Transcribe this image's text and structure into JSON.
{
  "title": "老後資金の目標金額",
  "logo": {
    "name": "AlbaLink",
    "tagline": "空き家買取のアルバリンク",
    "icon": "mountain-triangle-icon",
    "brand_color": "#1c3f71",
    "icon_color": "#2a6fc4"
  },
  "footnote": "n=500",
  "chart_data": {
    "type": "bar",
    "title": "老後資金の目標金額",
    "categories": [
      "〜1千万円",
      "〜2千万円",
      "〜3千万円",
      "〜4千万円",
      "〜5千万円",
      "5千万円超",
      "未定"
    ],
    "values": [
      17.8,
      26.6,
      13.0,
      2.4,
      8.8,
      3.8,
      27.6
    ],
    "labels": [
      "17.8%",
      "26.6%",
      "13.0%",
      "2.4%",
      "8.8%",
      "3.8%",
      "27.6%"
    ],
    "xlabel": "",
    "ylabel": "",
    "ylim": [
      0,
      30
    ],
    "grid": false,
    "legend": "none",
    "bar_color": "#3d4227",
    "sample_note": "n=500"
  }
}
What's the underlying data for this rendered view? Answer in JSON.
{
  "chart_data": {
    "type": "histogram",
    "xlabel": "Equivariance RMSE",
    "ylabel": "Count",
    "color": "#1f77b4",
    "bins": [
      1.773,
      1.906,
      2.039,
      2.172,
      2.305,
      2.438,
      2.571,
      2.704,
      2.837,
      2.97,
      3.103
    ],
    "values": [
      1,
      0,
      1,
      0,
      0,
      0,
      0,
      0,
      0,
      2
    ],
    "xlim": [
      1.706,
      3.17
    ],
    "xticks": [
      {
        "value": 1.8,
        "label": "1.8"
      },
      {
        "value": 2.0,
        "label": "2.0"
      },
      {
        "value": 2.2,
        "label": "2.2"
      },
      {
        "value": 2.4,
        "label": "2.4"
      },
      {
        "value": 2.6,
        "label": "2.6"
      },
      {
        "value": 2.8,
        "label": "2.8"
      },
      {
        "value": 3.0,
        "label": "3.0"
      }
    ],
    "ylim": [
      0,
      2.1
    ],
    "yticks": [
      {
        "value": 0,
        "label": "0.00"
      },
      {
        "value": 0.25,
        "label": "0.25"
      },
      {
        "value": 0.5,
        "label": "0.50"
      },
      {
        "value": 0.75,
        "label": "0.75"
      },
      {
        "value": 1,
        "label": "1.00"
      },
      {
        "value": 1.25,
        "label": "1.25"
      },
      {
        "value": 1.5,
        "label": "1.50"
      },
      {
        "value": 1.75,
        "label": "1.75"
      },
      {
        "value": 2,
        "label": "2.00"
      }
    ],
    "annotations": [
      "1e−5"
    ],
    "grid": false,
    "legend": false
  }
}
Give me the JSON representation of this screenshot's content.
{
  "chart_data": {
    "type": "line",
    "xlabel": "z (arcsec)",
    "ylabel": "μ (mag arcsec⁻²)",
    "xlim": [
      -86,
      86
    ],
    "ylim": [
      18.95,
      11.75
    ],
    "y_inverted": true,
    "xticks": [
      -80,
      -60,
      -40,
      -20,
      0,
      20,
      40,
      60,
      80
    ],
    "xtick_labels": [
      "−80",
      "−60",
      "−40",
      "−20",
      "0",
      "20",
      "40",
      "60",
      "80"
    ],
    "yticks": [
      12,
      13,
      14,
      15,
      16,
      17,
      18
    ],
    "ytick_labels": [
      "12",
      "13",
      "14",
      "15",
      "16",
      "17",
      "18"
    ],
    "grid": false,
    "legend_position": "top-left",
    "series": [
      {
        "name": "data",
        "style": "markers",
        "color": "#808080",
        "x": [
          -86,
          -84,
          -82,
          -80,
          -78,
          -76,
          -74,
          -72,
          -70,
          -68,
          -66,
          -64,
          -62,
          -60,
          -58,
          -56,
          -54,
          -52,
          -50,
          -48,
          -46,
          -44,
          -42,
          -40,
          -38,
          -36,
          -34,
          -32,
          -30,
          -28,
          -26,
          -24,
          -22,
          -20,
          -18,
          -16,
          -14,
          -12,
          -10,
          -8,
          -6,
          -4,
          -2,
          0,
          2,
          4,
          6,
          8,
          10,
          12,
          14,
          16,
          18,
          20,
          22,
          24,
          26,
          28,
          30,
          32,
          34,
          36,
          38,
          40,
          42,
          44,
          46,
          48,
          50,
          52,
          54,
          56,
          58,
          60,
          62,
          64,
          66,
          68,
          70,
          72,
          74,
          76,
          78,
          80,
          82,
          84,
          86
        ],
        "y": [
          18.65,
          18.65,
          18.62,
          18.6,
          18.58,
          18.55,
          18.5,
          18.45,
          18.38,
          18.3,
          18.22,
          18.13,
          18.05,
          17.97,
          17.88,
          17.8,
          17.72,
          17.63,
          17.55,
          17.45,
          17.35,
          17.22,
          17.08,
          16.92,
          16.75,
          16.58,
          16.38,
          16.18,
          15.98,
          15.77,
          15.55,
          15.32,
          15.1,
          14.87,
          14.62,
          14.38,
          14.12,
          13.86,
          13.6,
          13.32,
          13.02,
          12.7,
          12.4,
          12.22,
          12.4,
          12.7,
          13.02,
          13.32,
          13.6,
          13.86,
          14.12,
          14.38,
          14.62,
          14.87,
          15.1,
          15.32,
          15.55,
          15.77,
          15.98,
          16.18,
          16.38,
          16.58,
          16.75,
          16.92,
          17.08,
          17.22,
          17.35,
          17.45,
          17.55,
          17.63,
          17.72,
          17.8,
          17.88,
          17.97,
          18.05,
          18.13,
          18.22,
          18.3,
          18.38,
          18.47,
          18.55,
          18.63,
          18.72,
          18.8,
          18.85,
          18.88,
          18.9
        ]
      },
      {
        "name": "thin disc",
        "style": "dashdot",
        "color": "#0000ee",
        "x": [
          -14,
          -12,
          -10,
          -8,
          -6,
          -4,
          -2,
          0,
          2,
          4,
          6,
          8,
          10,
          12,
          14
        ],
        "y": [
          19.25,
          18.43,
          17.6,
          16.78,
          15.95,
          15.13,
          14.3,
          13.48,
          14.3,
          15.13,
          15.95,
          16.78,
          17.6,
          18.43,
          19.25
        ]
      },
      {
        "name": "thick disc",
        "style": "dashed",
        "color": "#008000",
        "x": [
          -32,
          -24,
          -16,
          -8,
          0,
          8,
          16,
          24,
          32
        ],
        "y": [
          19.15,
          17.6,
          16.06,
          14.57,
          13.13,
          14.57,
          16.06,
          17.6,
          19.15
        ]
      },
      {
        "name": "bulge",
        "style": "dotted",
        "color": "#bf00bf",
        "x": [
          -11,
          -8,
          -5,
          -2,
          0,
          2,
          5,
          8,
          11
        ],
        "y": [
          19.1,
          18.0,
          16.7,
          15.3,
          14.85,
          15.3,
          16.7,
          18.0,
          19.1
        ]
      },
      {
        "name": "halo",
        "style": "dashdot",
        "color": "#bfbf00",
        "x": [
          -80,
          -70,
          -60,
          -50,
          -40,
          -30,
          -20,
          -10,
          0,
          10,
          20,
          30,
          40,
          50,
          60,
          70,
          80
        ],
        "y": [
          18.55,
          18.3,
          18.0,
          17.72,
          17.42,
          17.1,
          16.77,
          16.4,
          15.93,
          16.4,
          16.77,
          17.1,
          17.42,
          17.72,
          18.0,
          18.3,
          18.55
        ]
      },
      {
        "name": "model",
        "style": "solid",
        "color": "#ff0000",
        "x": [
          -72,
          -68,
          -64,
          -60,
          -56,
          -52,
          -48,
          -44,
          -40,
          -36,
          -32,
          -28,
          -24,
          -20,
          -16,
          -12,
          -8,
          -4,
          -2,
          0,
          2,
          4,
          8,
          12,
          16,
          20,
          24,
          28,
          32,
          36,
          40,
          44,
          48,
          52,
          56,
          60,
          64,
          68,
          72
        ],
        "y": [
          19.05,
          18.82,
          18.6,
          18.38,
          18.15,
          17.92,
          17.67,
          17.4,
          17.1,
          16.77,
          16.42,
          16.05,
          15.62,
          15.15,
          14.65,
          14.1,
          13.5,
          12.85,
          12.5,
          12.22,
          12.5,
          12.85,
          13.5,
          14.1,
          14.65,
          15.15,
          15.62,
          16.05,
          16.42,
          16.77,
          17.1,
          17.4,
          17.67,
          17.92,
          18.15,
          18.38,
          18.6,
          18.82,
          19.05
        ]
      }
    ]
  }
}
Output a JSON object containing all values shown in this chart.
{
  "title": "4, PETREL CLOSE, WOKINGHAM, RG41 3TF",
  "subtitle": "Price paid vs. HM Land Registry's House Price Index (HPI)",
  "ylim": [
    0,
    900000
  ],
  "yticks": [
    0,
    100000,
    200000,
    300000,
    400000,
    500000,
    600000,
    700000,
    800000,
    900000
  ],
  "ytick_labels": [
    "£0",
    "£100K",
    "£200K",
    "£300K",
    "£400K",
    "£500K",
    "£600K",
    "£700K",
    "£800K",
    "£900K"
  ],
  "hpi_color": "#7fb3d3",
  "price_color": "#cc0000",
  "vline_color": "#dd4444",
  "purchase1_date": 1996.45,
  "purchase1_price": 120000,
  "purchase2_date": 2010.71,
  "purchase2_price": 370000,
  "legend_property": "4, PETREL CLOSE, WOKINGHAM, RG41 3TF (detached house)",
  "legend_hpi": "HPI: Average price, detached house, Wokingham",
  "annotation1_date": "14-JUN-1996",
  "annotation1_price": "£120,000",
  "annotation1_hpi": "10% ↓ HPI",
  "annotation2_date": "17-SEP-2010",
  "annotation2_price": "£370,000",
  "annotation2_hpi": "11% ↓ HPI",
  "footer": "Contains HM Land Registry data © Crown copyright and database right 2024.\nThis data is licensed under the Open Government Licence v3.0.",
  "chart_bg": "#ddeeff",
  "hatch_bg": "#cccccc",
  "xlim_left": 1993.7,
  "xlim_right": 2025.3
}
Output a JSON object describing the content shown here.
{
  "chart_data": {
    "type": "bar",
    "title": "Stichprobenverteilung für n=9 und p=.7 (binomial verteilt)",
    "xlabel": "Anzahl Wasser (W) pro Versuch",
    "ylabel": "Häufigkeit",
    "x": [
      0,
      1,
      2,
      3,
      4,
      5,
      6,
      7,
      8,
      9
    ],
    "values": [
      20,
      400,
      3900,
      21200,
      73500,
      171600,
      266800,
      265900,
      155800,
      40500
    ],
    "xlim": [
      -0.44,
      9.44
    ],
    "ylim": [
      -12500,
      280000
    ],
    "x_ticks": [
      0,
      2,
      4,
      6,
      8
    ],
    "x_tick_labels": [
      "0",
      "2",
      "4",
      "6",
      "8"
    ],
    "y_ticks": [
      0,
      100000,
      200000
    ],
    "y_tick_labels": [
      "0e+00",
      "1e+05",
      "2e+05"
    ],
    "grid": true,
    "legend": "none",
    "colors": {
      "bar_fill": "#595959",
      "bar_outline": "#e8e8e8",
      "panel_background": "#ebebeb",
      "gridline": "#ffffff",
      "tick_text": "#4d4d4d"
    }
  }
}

******************************

[Aim]
In the records above, locate the lines holding the word "arcsec". Copy each of them.

[Task output]
    "xlabel": "z (arcsec)",
    "ylabel": "μ (mag arcsec⁻²)",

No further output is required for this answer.